Record set:
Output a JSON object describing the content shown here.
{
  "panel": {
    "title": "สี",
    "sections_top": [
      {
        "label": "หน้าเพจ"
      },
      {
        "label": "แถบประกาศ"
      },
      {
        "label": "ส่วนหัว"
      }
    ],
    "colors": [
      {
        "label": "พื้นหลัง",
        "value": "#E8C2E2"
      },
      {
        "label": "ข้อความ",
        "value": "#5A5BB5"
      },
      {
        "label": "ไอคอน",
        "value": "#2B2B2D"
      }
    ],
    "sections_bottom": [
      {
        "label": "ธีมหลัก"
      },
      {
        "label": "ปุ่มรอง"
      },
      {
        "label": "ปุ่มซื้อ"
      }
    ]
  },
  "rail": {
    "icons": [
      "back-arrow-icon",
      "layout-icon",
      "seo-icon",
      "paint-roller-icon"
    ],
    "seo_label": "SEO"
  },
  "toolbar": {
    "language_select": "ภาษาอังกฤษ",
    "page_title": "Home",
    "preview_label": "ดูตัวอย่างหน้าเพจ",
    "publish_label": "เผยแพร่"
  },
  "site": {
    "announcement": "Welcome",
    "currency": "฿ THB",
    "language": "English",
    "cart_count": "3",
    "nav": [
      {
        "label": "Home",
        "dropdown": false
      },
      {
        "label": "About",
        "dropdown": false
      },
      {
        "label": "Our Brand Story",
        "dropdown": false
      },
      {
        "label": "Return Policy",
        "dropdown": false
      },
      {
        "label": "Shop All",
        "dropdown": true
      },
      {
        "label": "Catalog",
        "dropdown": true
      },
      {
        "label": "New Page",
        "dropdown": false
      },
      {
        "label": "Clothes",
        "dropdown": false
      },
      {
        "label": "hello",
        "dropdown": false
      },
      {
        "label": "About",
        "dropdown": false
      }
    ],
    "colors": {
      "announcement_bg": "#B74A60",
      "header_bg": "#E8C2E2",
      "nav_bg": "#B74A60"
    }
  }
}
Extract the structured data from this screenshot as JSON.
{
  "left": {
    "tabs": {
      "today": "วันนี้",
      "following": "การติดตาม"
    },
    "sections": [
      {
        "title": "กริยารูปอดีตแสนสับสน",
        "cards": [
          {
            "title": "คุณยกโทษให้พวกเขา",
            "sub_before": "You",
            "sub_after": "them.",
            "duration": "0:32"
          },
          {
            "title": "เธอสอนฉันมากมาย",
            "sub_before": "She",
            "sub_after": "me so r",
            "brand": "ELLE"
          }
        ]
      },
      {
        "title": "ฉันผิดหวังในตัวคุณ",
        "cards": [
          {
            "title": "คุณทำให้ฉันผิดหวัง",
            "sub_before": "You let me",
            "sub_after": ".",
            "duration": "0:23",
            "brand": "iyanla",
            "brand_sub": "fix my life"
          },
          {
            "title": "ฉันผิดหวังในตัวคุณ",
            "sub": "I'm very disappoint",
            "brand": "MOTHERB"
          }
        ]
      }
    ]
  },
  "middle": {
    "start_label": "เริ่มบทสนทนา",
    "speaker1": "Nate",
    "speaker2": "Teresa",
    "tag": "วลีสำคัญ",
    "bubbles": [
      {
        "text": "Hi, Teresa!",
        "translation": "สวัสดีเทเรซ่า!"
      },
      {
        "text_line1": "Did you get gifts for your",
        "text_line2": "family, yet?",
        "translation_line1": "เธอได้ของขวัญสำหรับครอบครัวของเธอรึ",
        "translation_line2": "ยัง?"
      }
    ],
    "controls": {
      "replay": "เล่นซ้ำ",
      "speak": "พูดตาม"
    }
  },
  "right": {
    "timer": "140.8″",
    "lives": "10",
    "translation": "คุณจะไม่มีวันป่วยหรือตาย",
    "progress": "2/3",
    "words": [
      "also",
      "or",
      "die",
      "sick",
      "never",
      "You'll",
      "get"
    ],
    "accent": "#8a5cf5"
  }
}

Exercise brief: Reproduce the full listing word for word.

Exercise result:
Output a JSON object describing the content shown here.
{
  "panel": {
    "title": "สี",
    "sections_top": [
      {
        "label": "หน้าเพจ"
      },
      {
        "label": "แถบประกาศ"
      },
      {
        "label": "ส่วนหัว"
      }
    ],
    "colors": [
      {
        "label": "พื้นหลัง",
        "value": "#E8C2E2"
      },
      {
        "label": "ข้อความ",
        "value": "#5A5BB5"
      },
      {
        "label": "ไอคอน",
        "value": "#2B2B2D"
      }
    ],
    "sections_bottom": [
      {
        "label": "ธีมหลัก"
      },
      {
        "label": "ปุ่มรอง"
      },
      {
        "label": "ปุ่มซื้อ"
      }
    ]
  },
  "rail": {
    "icons": [
      "back-arrow-icon",
      "layout-icon",
      "seo-icon",
      "paint-roller-icon"
    ],
    "seo_label": "SEO"
  },
  "toolbar": {
    "language_select": "ภาษาอังกฤษ",
    "page_title": "Home",
    "preview_label": "ดูตัวอย่างหน้าเพจ",
    "publish_label": "เผยแพร่"
  },
  "site": {
    "announcement": "Welcome",
    "currency": "฿ THB",
    "language": "English",
    "cart_count": "3",
    "nav": [
      {
        "label": "Home",
        "dropdown": false
      },
      {
        "label": "About",
        "dropdown": false
      },
      {
        "label": "Our Brand Story",
        "dropdown": false
      },
      {
        "label": "Return Policy",
        "dropdown": false
      },
      {
        "label": "Shop All",
        "dropdown": true
      },
      {
        "label": "Catalog",
        "dropdown": true
      },
      {
        "label": "New Page",
        "dropdown": false
      },
      {
        "label": "Clothes",
        "dropdown": false
      },
      {
        "label": "hello",
        "dropdown": false
      },
      {
        "label": "About",
        "dropdown": false
      }
    ],
    "colors": {
      "announcement_bg": "#B74A60",
      "header_bg": "#E8C2E2",
      "nav_bg": "#B74A60"
    }
  }
}
Extract the structured data from this screenshot as JSON.
{
  "left": {
    "tabs": {
      "today": "วันนี้",
      "following": "การติดตาม"
    },
    "sections": [
      {
        "title": "กริยารูปอดีตแสนสับสน",
        "cards": [
          {
            "title": "คุณยกโทษให้พวกเขา",
            "sub_before": "You",
            "sub_after": "them.",
            "duration": "0:32"
          },
          {
            "title": "เธอสอนฉันมากมาย",
            "sub_before": "She",
            "sub_after": "me so r",
            "brand": "ELLE"
          }
        ]
      },
      {
        "title": "ฉันผิดหวังในตัวคุณ",
        "cards": [
          {
            "title": "คุณทำให้ฉันผิดหวัง",
            "sub_before": "You let me",
            "sub_after": ".",
            "duration": "0:23",
            "brand": "iyanla",
            "brand_sub": "fix my life"
          },
          {
            "title": "ฉันผิดหวังในตัวคุณ",
            "sub": "I'm very disappoint",
            "brand": "MOTHERB"
          }
        ]
      }
    ]
  },
  "middle": {
    "start_label": "เริ่มบทสนทนา",
    "speaker1": "Nate",
    "speaker2": "Teresa",
    "tag": "วลีสำคัญ",
    "bubbles": [
      {
        "text": "Hi, Teresa!",
        "translation": "สวัสดีเทเรซ่า!"
      },
      {
        "text_line1": "Did you get gifts for your",
        "text_line2": "family, yet?",
        "translation_line1": "เธอได้ของขวัญสำหรับครอบครัวของเธอรึ",
        "translation_line2": "ยัง?"
      }
    ],
    "controls": {
      "replay": "เล่นซ้ำ",
      "speak": "พูดตาม"
    }
  },
  "right": {
    "timer": "140.8″",
    "lives": "10",
    "translation": "คุณจะไม่มีวันป่วยหรือตาย",
    "progress": "2/3",
    "words": [
      "also",
      "or",
      "die",
      "sick",
      "never",
      "You'll",
      "get"
    ],
    "accent": "#8a5cf5"
  }
}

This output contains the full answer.